TASK. Output the records exactly as they appear, with no pictures included.

PROVIDED INFORMATION.

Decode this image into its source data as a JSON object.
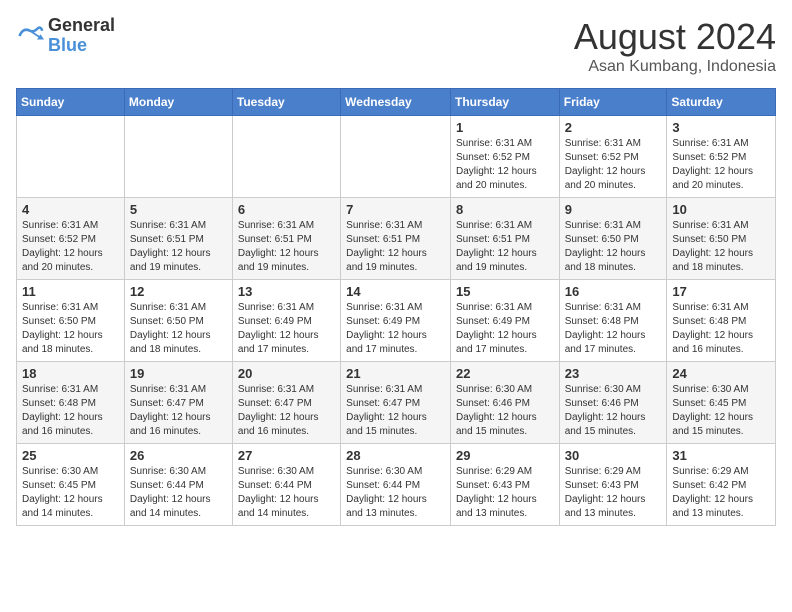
{
  "header": {
    "logo_general": "General",
    "logo_blue": "Blue",
    "month_year": "August 2024",
    "location": "Asan Kumbang, Indonesia"
  },
  "days_of_week": [
    "Sunday",
    "Monday",
    "Tuesday",
    "Wednesday",
    "Thursday",
    "Friday",
    "Saturday"
  ],
  "weeks": [
    [
      {
        "day": "",
        "info": ""
      },
      {
        "day": "",
        "info": ""
      },
      {
        "day": "",
        "info": ""
      },
      {
        "day": "",
        "info": ""
      },
      {
        "day": "1",
        "info": "Sunrise: 6:31 AM\nSunset: 6:52 PM\nDaylight: 12 hours\nand 20 minutes."
      },
      {
        "day": "2",
        "info": "Sunrise: 6:31 AM\nSunset: 6:52 PM\nDaylight: 12 hours\nand 20 minutes."
      },
      {
        "day": "3",
        "info": "Sunrise: 6:31 AM\nSunset: 6:52 PM\nDaylight: 12 hours\nand 20 minutes."
      }
    ],
    [
      {
        "day": "4",
        "info": "Sunrise: 6:31 AM\nSunset: 6:52 PM\nDaylight: 12 hours\nand 20 minutes."
      },
      {
        "day": "5",
        "info": "Sunrise: 6:31 AM\nSunset: 6:51 PM\nDaylight: 12 hours\nand 19 minutes."
      },
      {
        "day": "6",
        "info": "Sunrise: 6:31 AM\nSunset: 6:51 PM\nDaylight: 12 hours\nand 19 minutes."
      },
      {
        "day": "7",
        "info": "Sunrise: 6:31 AM\nSunset: 6:51 PM\nDaylight: 12 hours\nand 19 minutes."
      },
      {
        "day": "8",
        "info": "Sunrise: 6:31 AM\nSunset: 6:51 PM\nDaylight: 12 hours\nand 19 minutes."
      },
      {
        "day": "9",
        "info": "Sunrise: 6:31 AM\nSunset: 6:50 PM\nDaylight: 12 hours\nand 18 minutes."
      },
      {
        "day": "10",
        "info": "Sunrise: 6:31 AM\nSunset: 6:50 PM\nDaylight: 12 hours\nand 18 minutes."
      }
    ],
    [
      {
        "day": "11",
        "info": "Sunrise: 6:31 AM\nSunset: 6:50 PM\nDaylight: 12 hours\nand 18 minutes."
      },
      {
        "day": "12",
        "info": "Sunrise: 6:31 AM\nSunset: 6:50 PM\nDaylight: 12 hours\nand 18 minutes."
      },
      {
        "day": "13",
        "info": "Sunrise: 6:31 AM\nSunset: 6:49 PM\nDaylight: 12 hours\nand 17 minutes."
      },
      {
        "day": "14",
        "info": "Sunrise: 6:31 AM\nSunset: 6:49 PM\nDaylight: 12 hours\nand 17 minutes."
      },
      {
        "day": "15",
        "info": "Sunrise: 6:31 AM\nSunset: 6:49 PM\nDaylight: 12 hours\nand 17 minutes."
      },
      {
        "day": "16",
        "info": "Sunrise: 6:31 AM\nSunset: 6:48 PM\nDaylight: 12 hours\nand 17 minutes."
      },
      {
        "day": "17",
        "info": "Sunrise: 6:31 AM\nSunset: 6:48 PM\nDaylight: 12 hours\nand 16 minutes."
      }
    ],
    [
      {
        "day": "18",
        "info": "Sunrise: 6:31 AM\nSunset: 6:48 PM\nDaylight: 12 hours\nand 16 minutes."
      },
      {
        "day": "19",
        "info": "Sunrise: 6:31 AM\nSunset: 6:47 PM\nDaylight: 12 hours\nand 16 minutes."
      },
      {
        "day": "20",
        "info": "Sunrise: 6:31 AM\nSunset: 6:47 PM\nDaylight: 12 hours\nand 16 minutes."
      },
      {
        "day": "21",
        "info": "Sunrise: 6:31 AM\nSunset: 6:47 PM\nDaylight: 12 hours\nand 15 minutes."
      },
      {
        "day": "22",
        "info": "Sunrise: 6:30 AM\nSunset: 6:46 PM\nDaylight: 12 hours\nand 15 minutes."
      },
      {
        "day": "23",
        "info": "Sunrise: 6:30 AM\nSunset: 6:46 PM\nDaylight: 12 hours\nand 15 minutes."
      },
      {
        "day": "24",
        "info": "Sunrise: 6:30 AM\nSunset: 6:45 PM\nDaylight: 12 hours\nand 15 minutes."
      }
    ],
    [
      {
        "day": "25",
        "info": "Sunrise: 6:30 AM\nSunset: 6:45 PM\nDaylight: 12 hours\nand 14 minutes."
      },
      {
        "day": "26",
        "info": "Sunrise: 6:30 AM\nSunset: 6:44 PM\nDaylight: 12 hours\nand 14 minutes."
      },
      {
        "day": "27",
        "info": "Sunrise: 6:30 AM\nSunset: 6:44 PM\nDaylight: 12 hours\nand 14 minutes."
      },
      {
        "day": "28",
        "info": "Sunrise: 6:30 AM\nSunset: 6:44 PM\nDaylight: 12 hours\nand 13 minutes."
      },
      {
        "day": "29",
        "info": "Sunrise: 6:29 AM\nSunset: 6:43 PM\nDaylight: 12 hours\nand 13 minutes."
      },
      {
        "day": "30",
        "info": "Sunrise: 6:29 AM\nSunset: 6:43 PM\nDaylight: 12 hours\nand 13 minutes."
      },
      {
        "day": "31",
        "info": "Sunrise: 6:29 AM\nSunset: 6:42 PM\nDaylight: 12 hours\nand 13 minutes."
      }
    ]
  ]
}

OUTPUT FOR THIS TASK.
Decode this image into its source data as a JSON object.
{
  "header": {
    "logo_general": "General",
    "logo_blue": "Blue",
    "month_year": "August 2024",
    "location": "Asan Kumbang, Indonesia"
  },
  "days_of_week": [
    "Sunday",
    "Monday",
    "Tuesday",
    "Wednesday",
    "Thursday",
    "Friday",
    "Saturday"
  ],
  "weeks": [
    [
      {
        "day": "",
        "info": ""
      },
      {
        "day": "",
        "info": ""
      },
      {
        "day": "",
        "info": ""
      },
      {
        "day": "",
        "info": ""
      },
      {
        "day": "1",
        "info": "Sunrise: 6:31 AM\nSunset: 6:52 PM\nDaylight: 12 hours\nand 20 minutes."
      },
      {
        "day": "2",
        "info": "Sunrise: 6:31 AM\nSunset: 6:52 PM\nDaylight: 12 hours\nand 20 minutes."
      },
      {
        "day": "3",
        "info": "Sunrise: 6:31 AM\nSunset: 6:52 PM\nDaylight: 12 hours\nand 20 minutes."
      }
    ],
    [
      {
        "day": "4",
        "info": "Sunrise: 6:31 AM\nSunset: 6:52 PM\nDaylight: 12 hours\nand 20 minutes."
      },
      {
        "day": "5",
        "info": "Sunrise: 6:31 AM\nSunset: 6:51 PM\nDaylight: 12 hours\nand 19 minutes."
      },
      {
        "day": "6",
        "info": "Sunrise: 6:31 AM\nSunset: 6:51 PM\nDaylight: 12 hours\nand 19 minutes."
      },
      {
        "day": "7",
        "info": "Sunrise: 6:31 AM\nSunset: 6:51 PM\nDaylight: 12 hours\nand 19 minutes."
      },
      {
        "day": "8",
        "info": "Sunrise: 6:31 AM\nSunset: 6:51 PM\nDaylight: 12 hours\nand 19 minutes."
      },
      {
        "day": "9",
        "info": "Sunrise: 6:31 AM\nSunset: 6:50 PM\nDaylight: 12 hours\nand 18 minutes."
      },
      {
        "day": "10",
        "info": "Sunrise: 6:31 AM\nSunset: 6:50 PM\nDaylight: 12 hours\nand 18 minutes."
      }
    ],
    [
      {
        "day": "11",
        "info": "Sunrise: 6:31 AM\nSunset: 6:50 PM\nDaylight: 12 hours\nand 18 minutes."
      },
      {
        "day": "12",
        "info": "Sunrise: 6:31 AM\nSunset: 6:50 PM\nDaylight: 12 hours\nand 18 minutes."
      },
      {
        "day": "13",
        "info": "Sunrise: 6:31 AM\nSunset: 6:49 PM\nDaylight: 12 hours\nand 17 minutes."
      },
      {
        "day": "14",
        "info": "Sunrise: 6:31 AM\nSunset: 6:49 PM\nDaylight: 12 hours\nand 17 minutes."
      },
      {
        "day": "15",
        "info": "Sunrise: 6:31 AM\nSunset: 6:49 PM\nDaylight: 12 hours\nand 17 minutes."
      },
      {
        "day": "16",
        "info": "Sunrise: 6:31 AM\nSunset: 6:48 PM\nDaylight: 12 hours\nand 17 minutes."
      },
      {
        "day": "17",
        "info": "Sunrise: 6:31 AM\nSunset: 6:48 PM\nDaylight: 12 hours\nand 16 minutes."
      }
    ],
    [
      {
        "day": "18",
        "info": "Sunrise: 6:31 AM\nSunset: 6:48 PM\nDaylight: 12 hours\nand 16 minutes."
      },
      {
        "day": "19",
        "info": "Sunrise: 6:31 AM\nSunset: 6:47 PM\nDaylight: 12 hours\nand 16 minutes."
      },
      {
        "day": "20",
        "info": "Sunrise: 6:31 AM\nSunset: 6:47 PM\nDaylight: 12 hours\nand 16 minutes."
      },
      {
        "day": "21",
        "info": "Sunrise: 6:31 AM\nSunset: 6:47 PM\nDaylight: 12 hours\nand 15 minutes."
      },
      {
        "day": "22",
        "info": "Sunrise: 6:30 AM\nSunset: 6:46 PM\nDaylight: 12 hours\nand 15 minutes."
      },
      {
        "day": "23",
        "info": "Sunrise: 6:30 AM\nSunset: 6:46 PM\nDaylight: 12 hours\nand 15 minutes."
      },
      {
        "day": "24",
        "info": "Sunrise: 6:30 AM\nSunset: 6:45 PM\nDaylight: 12 hours\nand 15 minutes."
      }
    ],
    [
      {
        "day": "25",
        "info": "Sunrise: 6:30 AM\nSunset: 6:45 PM\nDaylight: 12 hours\nand 14 minutes."
      },
      {
        "day": "26",
        "info": "Sunrise: 6:30 AM\nSunset: 6:44 PM\nDaylight: 12 hours\nand 14 minutes."
      },
      {
        "day": "27",
        "info": "Sunrise: 6:30 AM\nSunset: 6:44 PM\nDaylight: 12 hours\nand 14 minutes."
      },
      {
        "day": "28",
        "info": "Sunrise: 6:30 AM\nSunset: 6:44 PM\nDaylight: 12 hours\nand 13 minutes."
      },
      {
        "day": "29",
        "info": "Sunrise: 6:29 AM\nSunset: 6:43 PM\nDaylight: 12 hours\nand 13 minutes."
      },
      {
        "day": "30",
        "info": "Sunrise: 6:29 AM\nSunset: 6:43 PM\nDaylight: 12 hours\nand 13 minutes."
      },
      {
        "day": "31",
        "info": "Sunrise: 6:29 AM\nSunset: 6:42 PM\nDaylight: 12 hours\nand 13 minutes."
      }
    ]
  ]
}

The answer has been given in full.